## Directions
Filter the records below for the word "this". Copy each line that holds it.

## Data provided
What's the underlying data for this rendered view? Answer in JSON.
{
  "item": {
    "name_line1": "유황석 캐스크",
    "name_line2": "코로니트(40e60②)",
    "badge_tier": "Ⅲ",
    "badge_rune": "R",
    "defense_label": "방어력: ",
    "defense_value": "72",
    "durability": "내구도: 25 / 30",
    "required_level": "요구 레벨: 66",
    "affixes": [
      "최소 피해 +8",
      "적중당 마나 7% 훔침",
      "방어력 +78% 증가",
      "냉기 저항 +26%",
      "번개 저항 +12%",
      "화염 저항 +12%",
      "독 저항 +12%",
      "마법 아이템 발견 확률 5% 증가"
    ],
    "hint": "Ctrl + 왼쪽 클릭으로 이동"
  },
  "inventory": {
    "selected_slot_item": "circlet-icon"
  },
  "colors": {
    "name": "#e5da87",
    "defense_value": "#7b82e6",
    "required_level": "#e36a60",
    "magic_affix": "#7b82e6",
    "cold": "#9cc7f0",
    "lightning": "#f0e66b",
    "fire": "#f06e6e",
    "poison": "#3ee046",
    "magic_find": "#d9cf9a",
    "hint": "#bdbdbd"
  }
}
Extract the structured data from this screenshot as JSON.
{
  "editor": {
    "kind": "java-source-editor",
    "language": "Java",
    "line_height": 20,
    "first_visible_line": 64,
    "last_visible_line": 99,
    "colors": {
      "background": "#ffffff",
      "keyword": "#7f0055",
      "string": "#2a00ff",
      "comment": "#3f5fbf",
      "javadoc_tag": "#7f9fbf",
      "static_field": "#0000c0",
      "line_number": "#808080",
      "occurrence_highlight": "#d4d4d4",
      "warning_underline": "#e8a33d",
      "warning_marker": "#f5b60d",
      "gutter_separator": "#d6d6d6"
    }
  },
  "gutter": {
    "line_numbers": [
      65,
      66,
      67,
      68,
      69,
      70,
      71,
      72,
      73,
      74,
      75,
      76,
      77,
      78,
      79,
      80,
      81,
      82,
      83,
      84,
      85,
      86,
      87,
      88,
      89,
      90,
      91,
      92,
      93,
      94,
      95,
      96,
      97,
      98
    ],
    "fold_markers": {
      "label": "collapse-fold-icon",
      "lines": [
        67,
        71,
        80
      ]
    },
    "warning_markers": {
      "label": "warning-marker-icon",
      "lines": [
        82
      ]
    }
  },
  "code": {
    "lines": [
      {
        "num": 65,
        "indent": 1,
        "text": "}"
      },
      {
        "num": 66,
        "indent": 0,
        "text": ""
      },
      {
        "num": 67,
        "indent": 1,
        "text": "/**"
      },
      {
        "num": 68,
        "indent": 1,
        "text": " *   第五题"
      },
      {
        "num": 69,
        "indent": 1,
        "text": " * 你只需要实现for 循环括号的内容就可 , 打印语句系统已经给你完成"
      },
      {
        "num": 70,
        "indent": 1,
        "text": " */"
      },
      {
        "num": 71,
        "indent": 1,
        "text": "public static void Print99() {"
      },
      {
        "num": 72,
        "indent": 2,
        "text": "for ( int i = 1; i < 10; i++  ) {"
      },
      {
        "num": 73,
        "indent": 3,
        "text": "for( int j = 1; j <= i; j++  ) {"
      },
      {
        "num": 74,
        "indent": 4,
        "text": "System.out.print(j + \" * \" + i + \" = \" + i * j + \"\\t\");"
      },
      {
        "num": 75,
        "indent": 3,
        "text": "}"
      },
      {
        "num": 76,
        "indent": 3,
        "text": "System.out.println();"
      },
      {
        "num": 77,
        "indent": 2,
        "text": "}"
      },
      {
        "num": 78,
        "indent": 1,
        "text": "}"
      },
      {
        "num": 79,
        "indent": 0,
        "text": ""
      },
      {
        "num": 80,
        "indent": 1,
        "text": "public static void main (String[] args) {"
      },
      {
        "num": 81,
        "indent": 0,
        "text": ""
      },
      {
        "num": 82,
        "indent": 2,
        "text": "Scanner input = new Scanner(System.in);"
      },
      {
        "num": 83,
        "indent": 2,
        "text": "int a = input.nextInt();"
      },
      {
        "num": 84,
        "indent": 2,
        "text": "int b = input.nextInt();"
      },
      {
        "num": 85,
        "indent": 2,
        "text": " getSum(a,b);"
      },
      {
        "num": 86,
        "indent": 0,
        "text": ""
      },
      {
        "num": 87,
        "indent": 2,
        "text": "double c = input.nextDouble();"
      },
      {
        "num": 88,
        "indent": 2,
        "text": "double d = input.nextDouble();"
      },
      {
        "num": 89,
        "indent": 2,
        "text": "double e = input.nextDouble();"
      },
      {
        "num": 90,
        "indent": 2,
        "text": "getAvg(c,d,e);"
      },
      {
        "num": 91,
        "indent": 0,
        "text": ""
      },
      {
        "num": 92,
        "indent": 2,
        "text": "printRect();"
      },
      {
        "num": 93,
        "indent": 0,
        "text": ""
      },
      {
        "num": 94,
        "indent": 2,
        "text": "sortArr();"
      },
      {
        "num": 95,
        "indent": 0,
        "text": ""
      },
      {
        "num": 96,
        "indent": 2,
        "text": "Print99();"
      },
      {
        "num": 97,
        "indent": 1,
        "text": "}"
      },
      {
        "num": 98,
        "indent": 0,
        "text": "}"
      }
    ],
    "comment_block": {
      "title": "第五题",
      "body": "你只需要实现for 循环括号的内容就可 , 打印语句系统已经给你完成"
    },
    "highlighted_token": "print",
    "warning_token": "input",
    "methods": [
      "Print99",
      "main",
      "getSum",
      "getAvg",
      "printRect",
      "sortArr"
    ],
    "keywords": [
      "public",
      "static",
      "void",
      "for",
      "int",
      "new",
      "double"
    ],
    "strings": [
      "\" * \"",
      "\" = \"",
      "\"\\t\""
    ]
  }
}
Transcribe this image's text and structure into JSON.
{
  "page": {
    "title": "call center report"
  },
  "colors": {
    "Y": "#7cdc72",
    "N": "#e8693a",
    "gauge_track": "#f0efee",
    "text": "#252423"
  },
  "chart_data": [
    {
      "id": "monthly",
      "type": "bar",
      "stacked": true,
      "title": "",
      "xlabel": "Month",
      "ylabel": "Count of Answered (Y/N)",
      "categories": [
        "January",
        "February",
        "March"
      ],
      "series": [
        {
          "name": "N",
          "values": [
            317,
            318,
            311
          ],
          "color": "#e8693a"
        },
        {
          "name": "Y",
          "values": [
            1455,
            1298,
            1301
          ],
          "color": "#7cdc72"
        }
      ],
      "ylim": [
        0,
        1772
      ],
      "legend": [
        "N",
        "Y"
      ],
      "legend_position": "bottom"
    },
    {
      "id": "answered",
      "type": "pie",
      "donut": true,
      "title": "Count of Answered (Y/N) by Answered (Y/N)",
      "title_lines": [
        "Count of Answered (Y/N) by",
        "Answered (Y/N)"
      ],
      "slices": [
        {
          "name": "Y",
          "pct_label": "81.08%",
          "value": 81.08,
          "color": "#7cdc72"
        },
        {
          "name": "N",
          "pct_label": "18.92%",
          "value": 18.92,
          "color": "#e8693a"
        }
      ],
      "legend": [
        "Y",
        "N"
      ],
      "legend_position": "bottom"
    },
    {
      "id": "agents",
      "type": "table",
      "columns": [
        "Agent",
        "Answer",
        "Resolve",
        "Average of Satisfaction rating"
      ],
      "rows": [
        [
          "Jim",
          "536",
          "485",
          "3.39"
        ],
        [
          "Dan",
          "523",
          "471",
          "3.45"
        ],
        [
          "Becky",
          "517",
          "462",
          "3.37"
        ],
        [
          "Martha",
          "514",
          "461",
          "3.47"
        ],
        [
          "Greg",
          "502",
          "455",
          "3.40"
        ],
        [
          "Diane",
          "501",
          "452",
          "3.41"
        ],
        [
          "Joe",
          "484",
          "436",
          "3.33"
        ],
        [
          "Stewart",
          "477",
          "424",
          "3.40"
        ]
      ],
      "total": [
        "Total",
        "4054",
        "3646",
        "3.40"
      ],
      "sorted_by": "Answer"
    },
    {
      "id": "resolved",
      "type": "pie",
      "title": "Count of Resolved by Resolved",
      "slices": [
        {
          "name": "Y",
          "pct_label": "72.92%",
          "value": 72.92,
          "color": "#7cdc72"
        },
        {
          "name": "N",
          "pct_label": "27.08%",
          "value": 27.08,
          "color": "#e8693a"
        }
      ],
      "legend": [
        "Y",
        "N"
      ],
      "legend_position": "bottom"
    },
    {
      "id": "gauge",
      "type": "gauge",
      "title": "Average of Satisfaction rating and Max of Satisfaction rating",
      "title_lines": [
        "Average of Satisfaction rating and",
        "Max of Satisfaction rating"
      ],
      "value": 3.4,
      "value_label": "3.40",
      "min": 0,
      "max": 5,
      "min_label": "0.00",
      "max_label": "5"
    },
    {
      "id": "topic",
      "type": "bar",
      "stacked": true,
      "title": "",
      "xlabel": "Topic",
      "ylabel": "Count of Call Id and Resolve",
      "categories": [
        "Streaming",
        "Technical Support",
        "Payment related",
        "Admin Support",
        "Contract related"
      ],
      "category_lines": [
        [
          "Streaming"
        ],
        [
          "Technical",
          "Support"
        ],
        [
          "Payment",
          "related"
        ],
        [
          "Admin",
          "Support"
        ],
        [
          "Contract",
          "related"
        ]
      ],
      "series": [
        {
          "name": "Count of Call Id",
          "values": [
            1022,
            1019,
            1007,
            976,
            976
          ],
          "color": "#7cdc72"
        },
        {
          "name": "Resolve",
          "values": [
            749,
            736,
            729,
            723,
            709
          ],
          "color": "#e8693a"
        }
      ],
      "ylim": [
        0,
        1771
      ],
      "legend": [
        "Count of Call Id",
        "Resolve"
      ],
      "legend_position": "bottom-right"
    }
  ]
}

## Answer for the task
What's the underlying data for this rendered view? Answer in JSON.
Extract the structured data from this screenshot as JSON.
Transcribe this image's text and structure into JSON.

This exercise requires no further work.